[start Dataset rows]
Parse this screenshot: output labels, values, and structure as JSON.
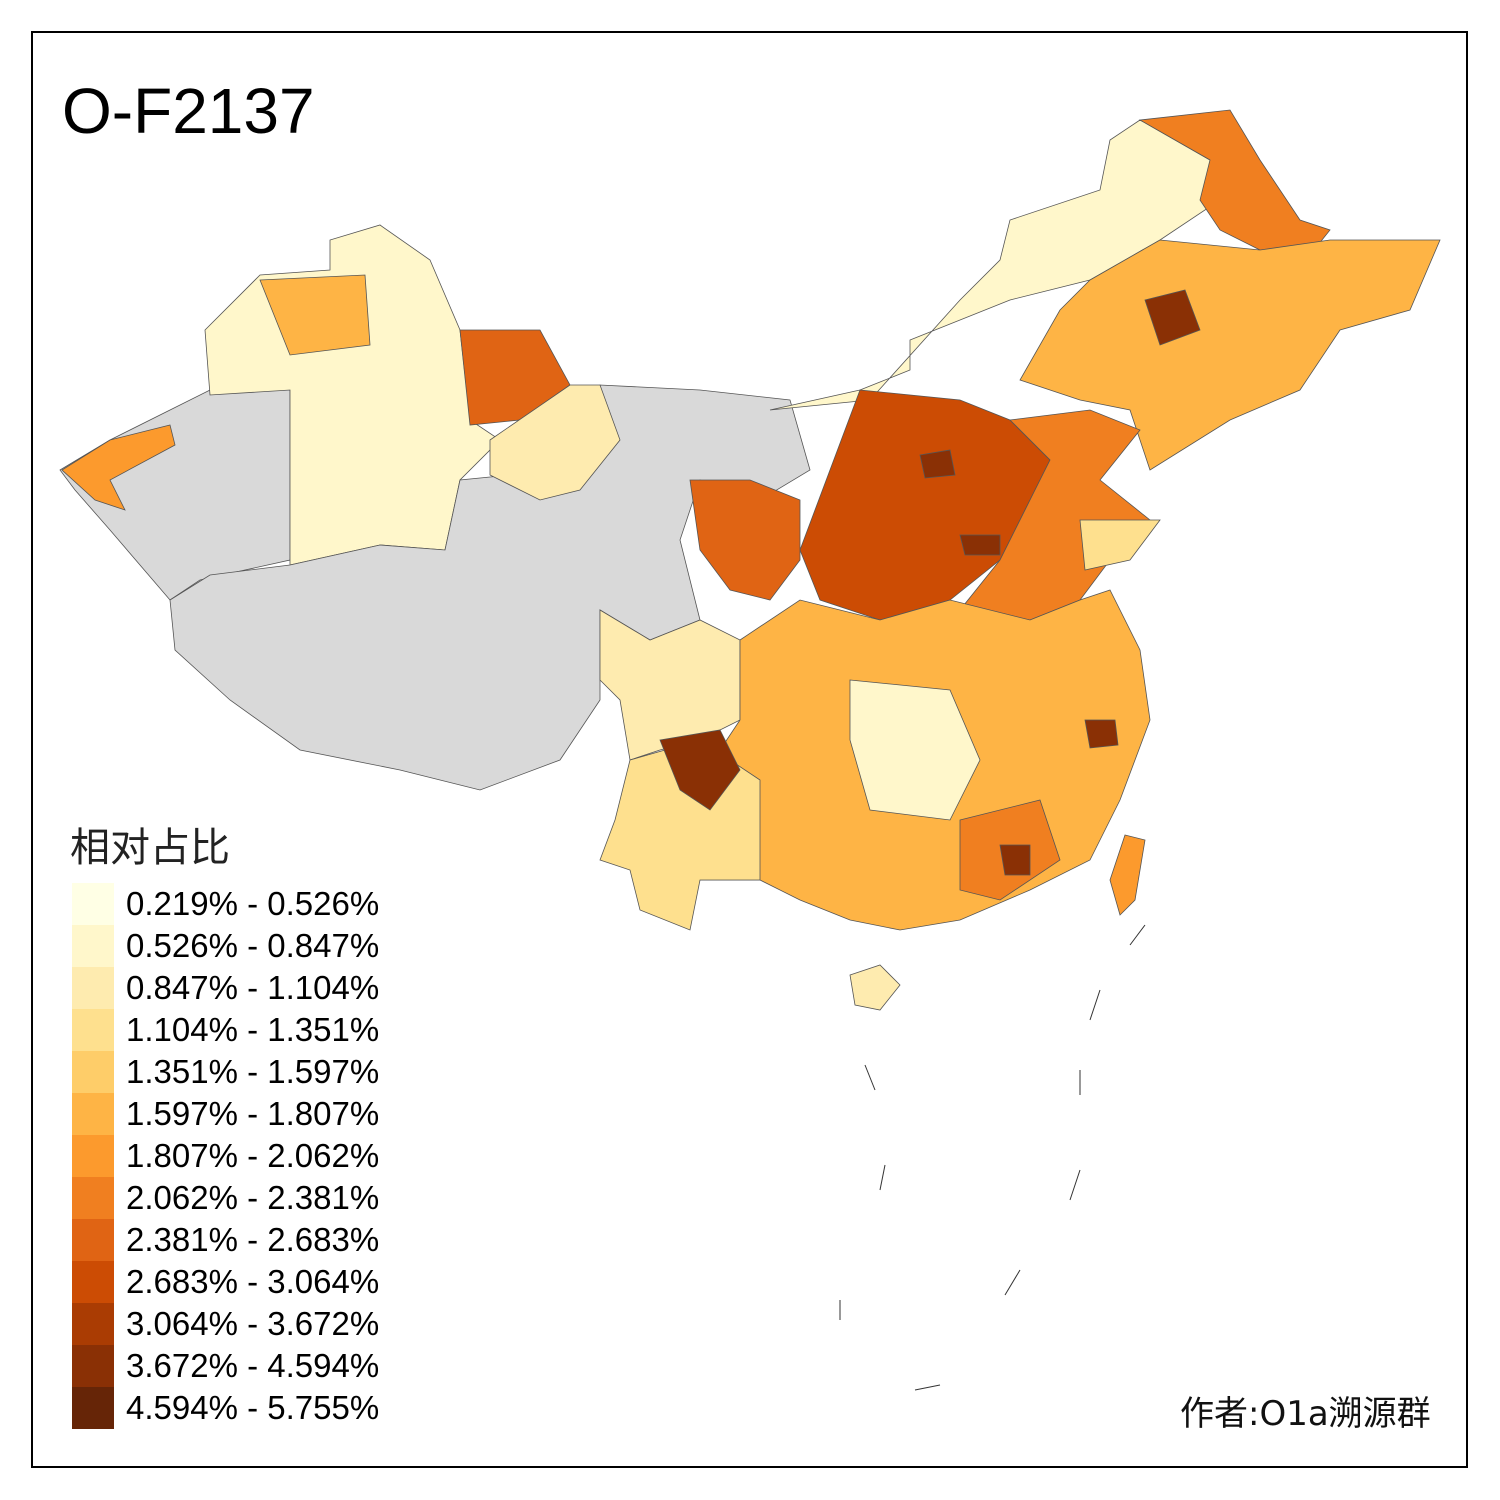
{
  "title": "O-F2137",
  "legend": {
    "title": "相对占比",
    "items": [
      {
        "label": "0.219% - 0.526%",
        "color": "#FFFFE5"
      },
      {
        "label": "0.526% - 0.847%",
        "color": "#FFF7CB"
      },
      {
        "label": "0.847% - 1.104%",
        "color": "#FEEBAF"
      },
      {
        "label": "1.104% - 1.351%",
        "color": "#FEE08E"
      },
      {
        "label": "1.351% - 1.597%",
        "color": "#FECD69"
      },
      {
        "label": "1.597% - 1.807%",
        "color": "#FEB445"
      },
      {
        "label": "1.807% - 2.062%",
        "color": "#FC9A2D"
      },
      {
        "label": "2.062% - 2.381%",
        "color": "#F07F20"
      },
      {
        "label": "2.381% - 2.683%",
        "color": "#E06414"
      },
      {
        "label": "2.683% - 3.064%",
        "color": "#CC4C04"
      },
      {
        "label": "3.064% - 3.672%",
        "color": "#AA3C03"
      },
      {
        "label": "3.672% - 4.594%",
        "color": "#8A3005"
      },
      {
        "label": "4.594% - 5.755%",
        "color": "#662507"
      }
    ]
  },
  "no_data_color": "#D9D9D9",
  "author": "作者:O1a溯源群"
}
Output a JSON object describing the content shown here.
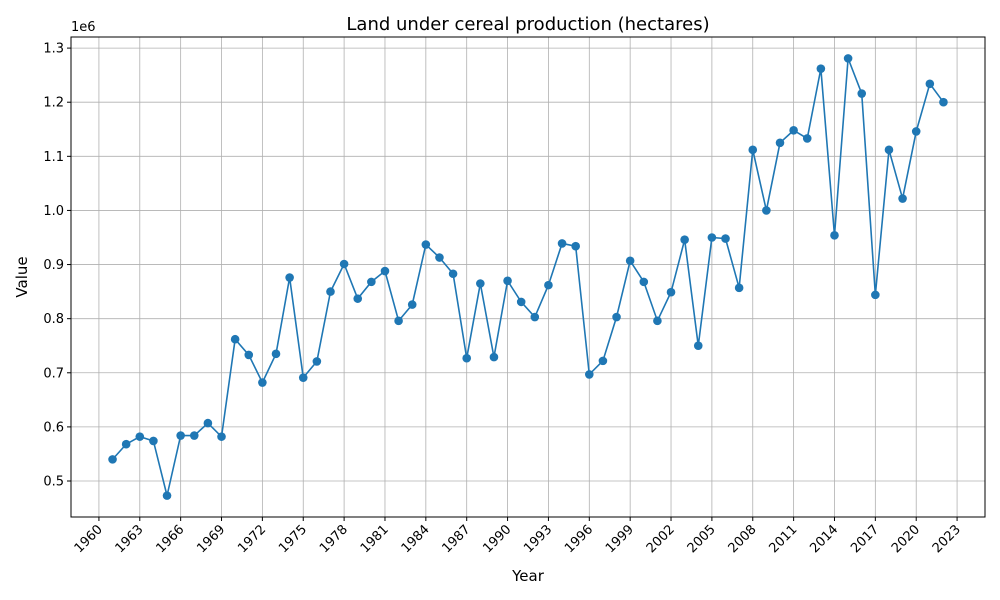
{
  "chart_data": {
    "type": "line",
    "title": "Land under cereal production (hectares)",
    "xlabel": "Year",
    "ylabel": "Value",
    "y_offset_label": "1e6",
    "x_ticks": [
      1960,
      1963,
      1966,
      1969,
      1972,
      1975,
      1978,
      1981,
      1984,
      1987,
      1990,
      1993,
      1996,
      1999,
      2002,
      2005,
      2008,
      2011,
      2014,
      2017,
      2020,
      2023
    ],
    "y_ticks": [
      0.5,
      0.6,
      0.7,
      0.8,
      0.9,
      1.0,
      1.1,
      1.2,
      1.3
    ],
    "y_tick_labels": [
      "0.5",
      "0.6",
      "0.7",
      "0.8",
      "0.9",
      "1.0",
      "1.1",
      "1.2",
      "1.3"
    ],
    "xlim": [
      1957.95,
      2025.05
    ],
    "ylim": [
      0.4335,
      1.3205
    ],
    "grid": true,
    "series_color": "#1f77b4",
    "series": [
      {
        "x": [
          1961,
          1962,
          1963,
          1964,
          1965,
          1966,
          1967,
          1968,
          1969,
          1970,
          1971,
          1972,
          1973,
          1974,
          1975,
          1976,
          1977,
          1978,
          1979,
          1980,
          1981,
          1982,
          1983,
          1984,
          1985,
          1986,
          1987,
          1988,
          1989,
          1990,
          1991,
          1992,
          1993,
          1994,
          1995,
          1996,
          1997,
          1998,
          1999,
          2000,
          2001,
          2002,
          2003,
          2004,
          2005,
          2006,
          2007,
          2008,
          2009,
          2010,
          2011,
          2012,
          2013,
          2014,
          2015,
          2016,
          2017,
          2018,
          2019,
          2020,
          2021,
          2022
        ],
        "values": [
          0.54,
          0.568,
          0.582,
          0.574,
          0.473,
          0.584,
          0.584,
          0.607,
          0.582,
          0.762,
          0.733,
          0.682,
          0.735,
          0.876,
          0.691,
          0.721,
          0.85,
          0.901,
          0.837,
          0.868,
          0.888,
          0.796,
          0.826,
          0.937,
          0.913,
          0.883,
          0.727,
          0.865,
          0.729,
          0.87,
          0.831,
          0.803,
          0.862,
          0.939,
          0.934,
          0.697,
          0.722,
          0.803,
          0.907,
          0.868,
          0.796,
          0.849,
          0.946,
          0.75,
          0.95,
          0.948,
          0.857,
          1.112,
          1.0,
          1.125,
          1.148,
          1.133,
          1.262,
          0.954,
          1.281,
          1.216,
          0.844,
          1.112,
          1.022,
          1.146,
          1.234,
          1.2
        ]
      }
    ]
  }
}
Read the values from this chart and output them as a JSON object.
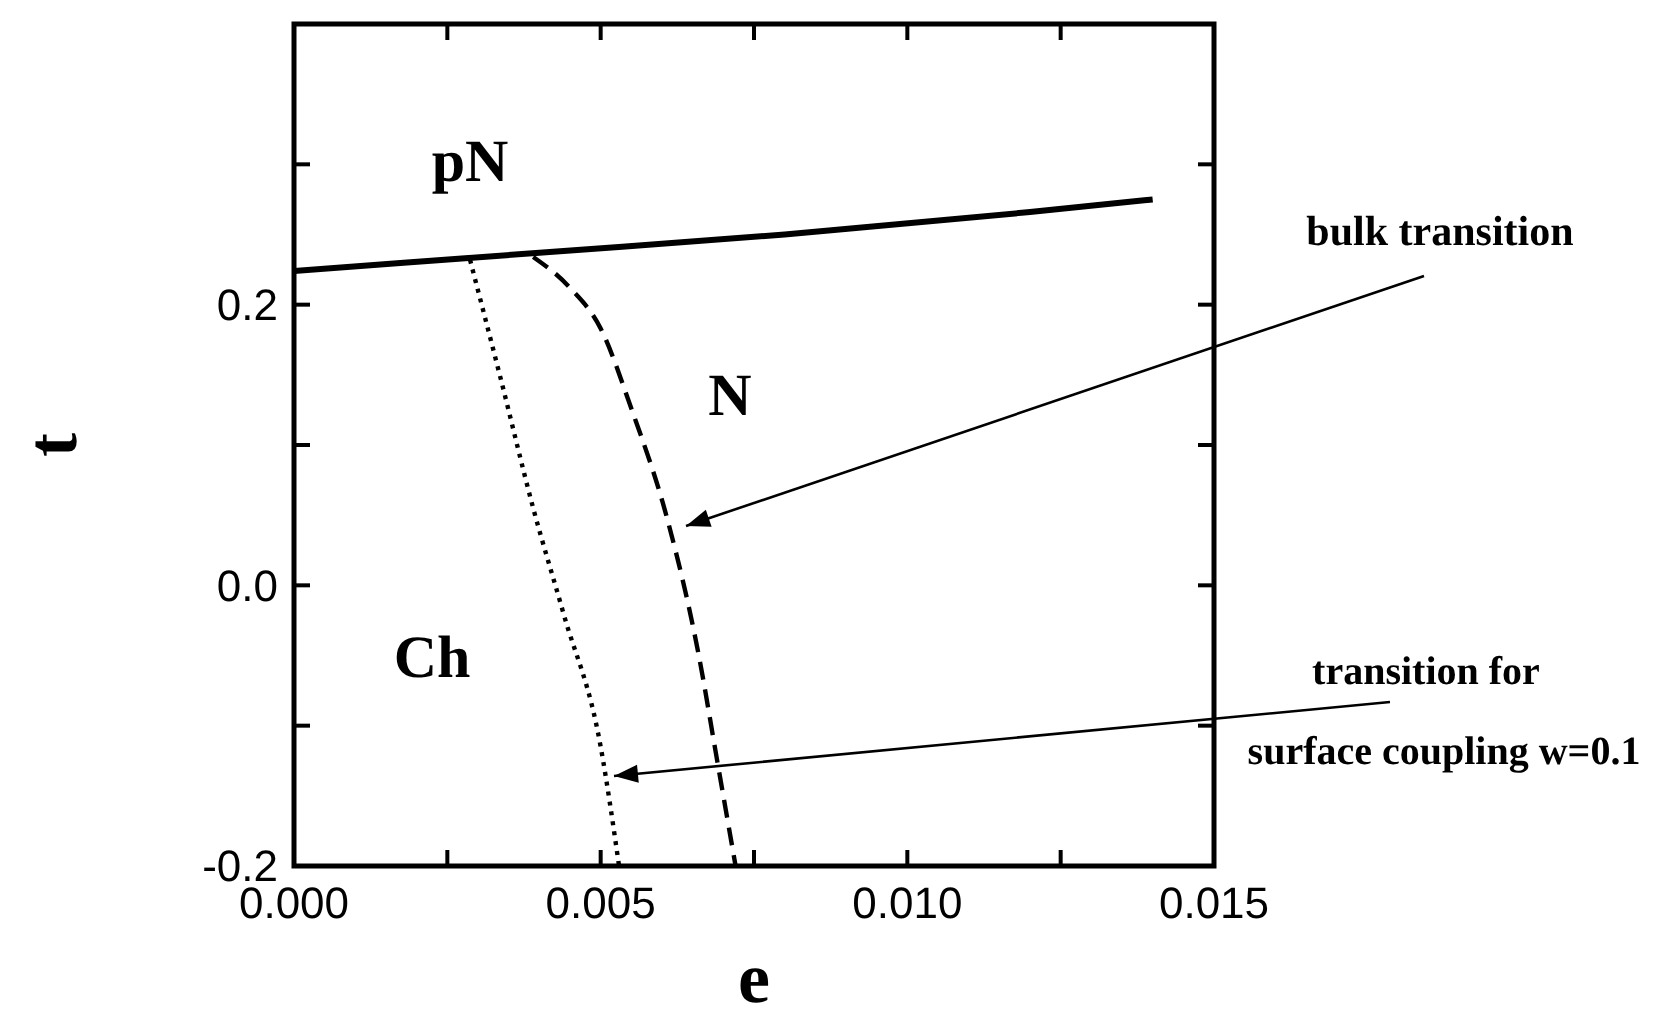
{
  "chart_data": {
    "type": "line",
    "xlabel": "e",
    "ylabel": "t",
    "xlim": [
      0,
      0.015
    ],
    "ylim": [
      -0.2,
      0.4
    ],
    "xticks": [
      {
        "value": 0,
        "label": "0.000"
      },
      {
        "value": 0.0025,
        "label": null
      },
      0.005,
      {
        "value": 0.0075,
        "label": null
      },
      {
        "value": 0.01,
        "label": "0.010"
      },
      {
        "value": 0.0125,
        "label": null
      },
      {
        "value": 0.015,
        "label": "0.015"
      }
    ],
    "yticks": [
      -0.2,
      {
        "value": -0.1,
        "label": null
      },
      {
        "value": 0,
        "label": "0.0"
      },
      {
        "value": 0.1,
        "label": null
      },
      0.2,
      {
        "value": 0.3,
        "label": null
      }
    ],
    "grid": false,
    "marker": "none",
    "series": [
      {
        "color": "#000000",
        "line_style": "solid",
        "x": [
          0,
          0.004,
          0.008,
          0.012,
          0.014
        ],
        "values": [
          0.224,
          0.237,
          0.25,
          0.266,
          0.275
        ]
      },
      {
        "color": "#000000",
        "line_style": "dashed",
        "x": [
          0.0039,
          0.0045,
          0.005,
          0.0055,
          0.0061,
          0.0066,
          0.0069,
          0.0072
        ],
        "values": [
          0.234,
          0.212,
          0.183,
          0.126,
          0.045,
          -0.05,
          -0.125,
          -0.2
        ]
      },
      {
        "color": "#000000",
        "line_style": "dotted",
        "x": [
          0.00287,
          0.00336,
          0.0039,
          0.0044,
          0.005,
          0.0053
        ],
        "values": [
          0.232,
          0.149,
          0.055,
          -0.021,
          -0.115,
          -0.2
        ]
      }
    ],
    "annotations": [
      "pN",
      "N",
      "Ch",
      "bulk transition",
      "transition for\nsurface coupling w=0.1"
    ]
  }
}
[end Dataset rows]
Return all of the entries word for word, but omit the pictures.

- Expected answer -
Parse this screenshot: output labels, values, and structure as JSON.
{
  "title": "O-F2137",
  "legend": {
    "title": "相对占比",
    "items": [
      {
        "label": "0.219% - 0.526%",
        "color": "#FFFFE5"
      },
      {
        "label": "0.526% - 0.847%",
        "color": "#FFF7CB"
      },
      {
        "label": "0.847% - 1.104%",
        "color": "#FEEBAF"
      },
      {
        "label": "1.104% - 1.351%",
        "color": "#FEE08E"
      },
      {
        "label": "1.351% - 1.597%",
        "color": "#FECD69"
      },
      {
        "label": "1.597% - 1.807%",
        "color": "#FEB445"
      },
      {
        "label": "1.807% - 2.062%",
        "color": "#FC9A2D"
      },
      {
        "label": "2.062% - 2.381%",
        "color": "#F07F20"
      },
      {
        "label": "2.381% - 2.683%",
        "color": "#E06414"
      },
      {
        "label": "2.683% - 3.064%",
        "color": "#CC4C04"
      },
      {
        "label": "3.064% - 3.672%",
        "color": "#AA3C03"
      },
      {
        "label": "3.672% - 4.594%",
        "color": "#8A3005"
      },
      {
        "label": "4.594% - 5.755%",
        "color": "#662507"
      }
    ]
  },
  "no_data_color": "#D9D9D9",
  "author": "作者:O1a溯源群"
}
Output a JSON object describing the content shown here.
{
  "chart_data": {
    "type": "line",
    "title": "Land under cereal production (hectares)",
    "xlabel": "Year",
    "ylabel": "Value",
    "y_offset_label": "1e6",
    "x_ticks": [
      1960,
      1963,
      1966,
      1969,
      1972,
      1975,
      1978,
      1981,
      1984,
      1987,
      1990,
      1993,
      1996,
      1999,
      2002,
      2005,
      2008,
      2011,
      2014,
      2017,
      2020,
      2023
    ],
    "y_ticks": [
      0.5,
      0.6,
      0.7,
      0.8,
      0.9,
      1.0,
      1.1,
      1.2,
      1.3
    ],
    "y_tick_labels": [
      "0.5",
      "0.6",
      "0.7",
      "0.8",
      "0.9",
      "1.0",
      "1.1",
      "1.2",
      "1.3"
    ],
    "xlim": [
      1957.95,
      2025.05
    ],
    "ylim": [
      0.4335,
      1.3205
    ],
    "grid": true,
    "series_color": "#1f77b4",
    "series": [
      {
        "x": [
          1961,
          1962,
          1963,
          1964,
          1965,
          1966,
          1967,
          1968,
          1969,
          1970,
          1971,
          1972,
          1973,
          1974,
          1975,
          1976,
          1977,
          1978,
          1979,
          1980,
          1981,
          1982,
          1983,
          1984,
          1985,
          1986,
          1987,
          1988,
          1989,
          1990,
          1991,
          1992,
          1993,
          1994,
          1995,
          1996,
          1997,
          1998,
          1999,
          2000,
          2001,
          2002,
          2003,
          2004,
          2005,
          2006,
          2007,
          2008,
          2009,
          2010,
          2011,
          2012,
          2013,
          2014,
          2015,
          2016,
          2017,
          2018,
          2019,
          2020,
          2021,
          2022
        ],
        "values": [
          0.54,
          0.568,
          0.582,
          0.574,
          0.473,
          0.584,
          0.584,
          0.607,
          0.582,
          0.762,
          0.733,
          0.682,
          0.735,
          0.876,
          0.691,
          0.721,
          0.85,
          0.901,
          0.837,
          0.868,
          0.888,
          0.796,
          0.826,
          0.937,
          0.913,
          0.883,
          0.727,
          0.865,
          0.729,
          0.87,
          0.831,
          0.803,
          0.862,
          0.939,
          0.934,
          0.697,
          0.722,
          0.803,
          0.907,
          0.868,
          0.796,
          0.849,
          0.946,
          0.75,
          0.95,
          0.948,
          0.857,
          1.112,
          1.0,
          1.125,
          1.148,
          1.133,
          1.262,
          0.954,
          1.281,
          1.216,
          0.844,
          1.112,
          1.022,
          1.146,
          1.234,
          1.2
        ]
      }
    ]
  }
}
Read the values from this chart and output them as a JSON object.
{
  "chart_data": {
    "type": "line",
    "xlabel": "e",
    "ylabel": "t",
    "xlim": [
      0,
      0.015
    ],
    "ylim": [
      -0.2,
      0.4
    ],
    "xticks": [
      {
        "value": 0,
        "label": "0.000"
      },
      {
        "value": 0.0025,
        "label": null
      },
      0.005,
      {
        "value": 0.0075,
        "label": null
      },
      {
        "value": 0.01,
        "label": "0.010"
      },
      {
        "value": 0.0125,
        "label": null
      },
      {
        "value": 0.015,
        "label": "0.015"
      }
    ],
    "yticks": [
      -0.2,
      {
        "value": -0.1,
        "label": null
      },
      {
        "value": 0,
        "label": "0.0"
      },
      {
        "value": 0.1,
        "label": null
      },
      0.2,
      {
        "value": 0.3,
        "label": null
      }
    ],
    "grid": false,
    "marker": "none",
    "series": [
      {
        "color": "#000000",
        "line_style": "solid",
        "x": [
          0,
          0.004,
          0.008,
          0.012,
          0.014
        ],
        "values": [
          0.224,
          0.237,
          0.25,
          0.266,
          0.275
        ]
      },
      {
        "color": "#000000",
        "line_style": "dashed",
        "x": [
          0.0039,
          0.0045,
          0.005,
          0.0055,
          0.0061,
          0.0066,
          0.0069,
          0.0072
        ],
        "values": [
          0.234,
          0.212,
          0.183,
          0.126,
          0.045,
          -0.05,
          -0.125,
          -0.2
        ]
      },
      {
        "color": "#000000",
        "line_style": "dotted",
        "x": [
          0.00287,
          0.00336,
          0.0039,
          0.0044,
          0.005,
          0.0053
        ],
        "values": [
          0.232,
          0.149,
          0.055,
          -0.021,
          -0.115,
          -0.2
        ]
      }
    ],
    "annotations": [
      "pN",
      "N",
      "Ch",
      "bulk transition",
      "transition for\nsurface coupling w=0.1"
    ]
  }
}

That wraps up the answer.